# Start of Supplied material

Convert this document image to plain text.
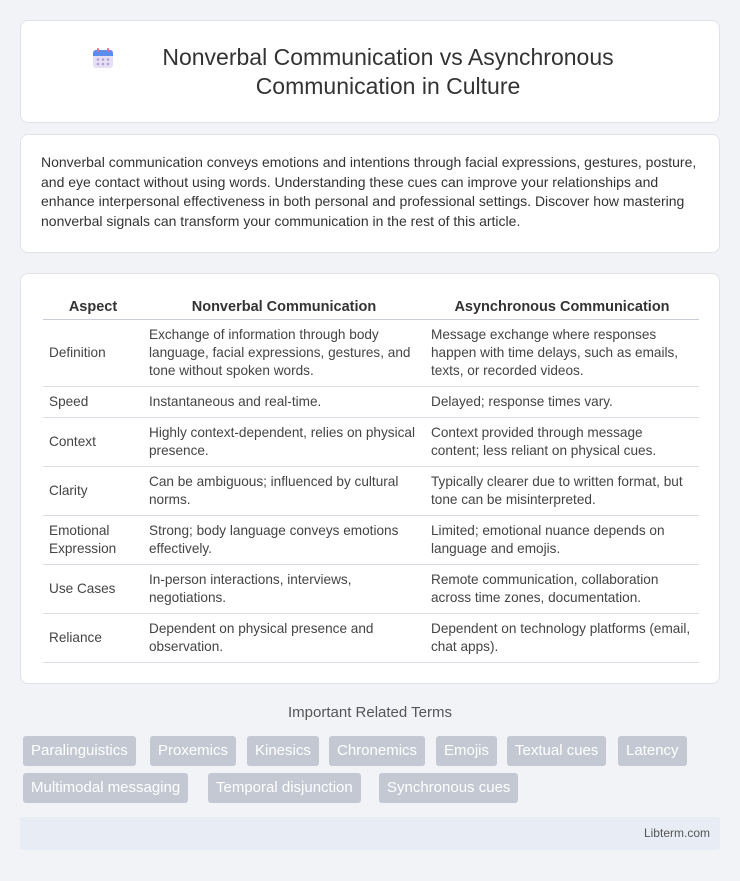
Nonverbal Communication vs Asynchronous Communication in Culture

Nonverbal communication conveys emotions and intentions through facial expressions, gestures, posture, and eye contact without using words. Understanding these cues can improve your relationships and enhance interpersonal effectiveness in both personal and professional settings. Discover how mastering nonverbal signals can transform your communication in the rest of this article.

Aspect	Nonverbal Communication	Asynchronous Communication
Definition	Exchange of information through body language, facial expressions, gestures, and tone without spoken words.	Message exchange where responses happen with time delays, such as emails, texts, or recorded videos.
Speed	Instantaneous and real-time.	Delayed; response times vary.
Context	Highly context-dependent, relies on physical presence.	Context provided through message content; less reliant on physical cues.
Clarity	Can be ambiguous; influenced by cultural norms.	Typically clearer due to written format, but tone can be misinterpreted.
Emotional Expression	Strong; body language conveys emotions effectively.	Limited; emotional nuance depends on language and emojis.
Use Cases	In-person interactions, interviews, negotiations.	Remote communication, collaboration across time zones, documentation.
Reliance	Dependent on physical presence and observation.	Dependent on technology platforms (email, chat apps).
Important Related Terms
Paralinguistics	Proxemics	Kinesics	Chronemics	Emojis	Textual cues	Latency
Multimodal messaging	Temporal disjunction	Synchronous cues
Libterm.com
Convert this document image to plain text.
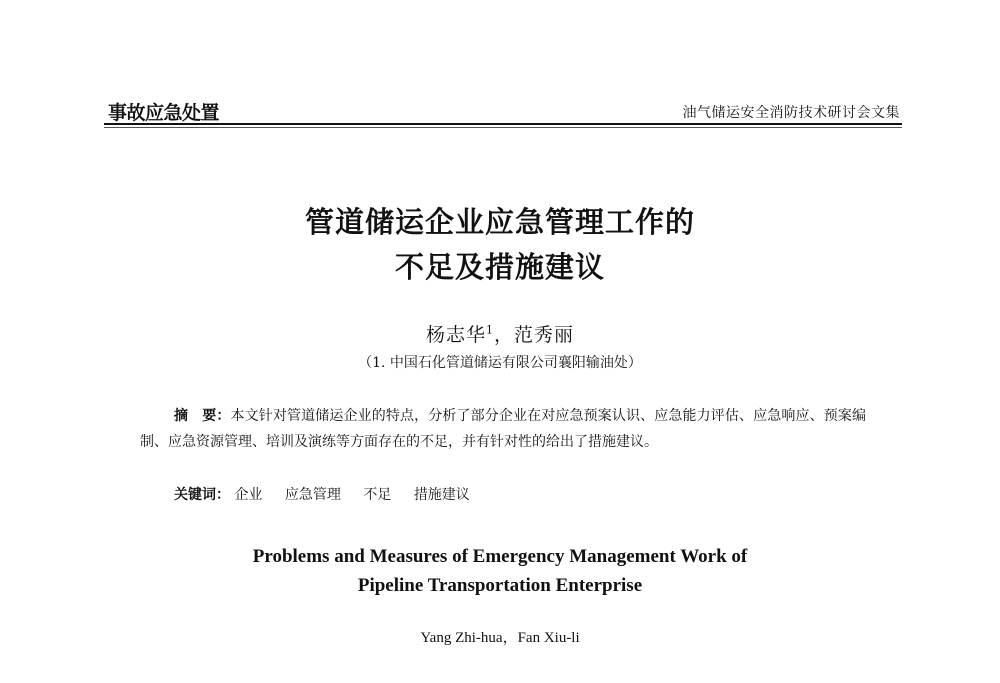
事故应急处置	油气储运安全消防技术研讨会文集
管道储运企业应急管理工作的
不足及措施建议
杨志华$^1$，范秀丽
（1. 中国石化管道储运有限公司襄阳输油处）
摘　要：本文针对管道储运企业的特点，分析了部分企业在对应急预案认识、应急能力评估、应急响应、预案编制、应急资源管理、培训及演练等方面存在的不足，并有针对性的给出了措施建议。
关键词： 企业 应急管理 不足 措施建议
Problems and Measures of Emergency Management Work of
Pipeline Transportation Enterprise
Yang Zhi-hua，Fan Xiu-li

# End of Supplied material

The problem »
In the entries above, find the lines containing the word "facial" and say how many there are, with no other words.

Solution »
2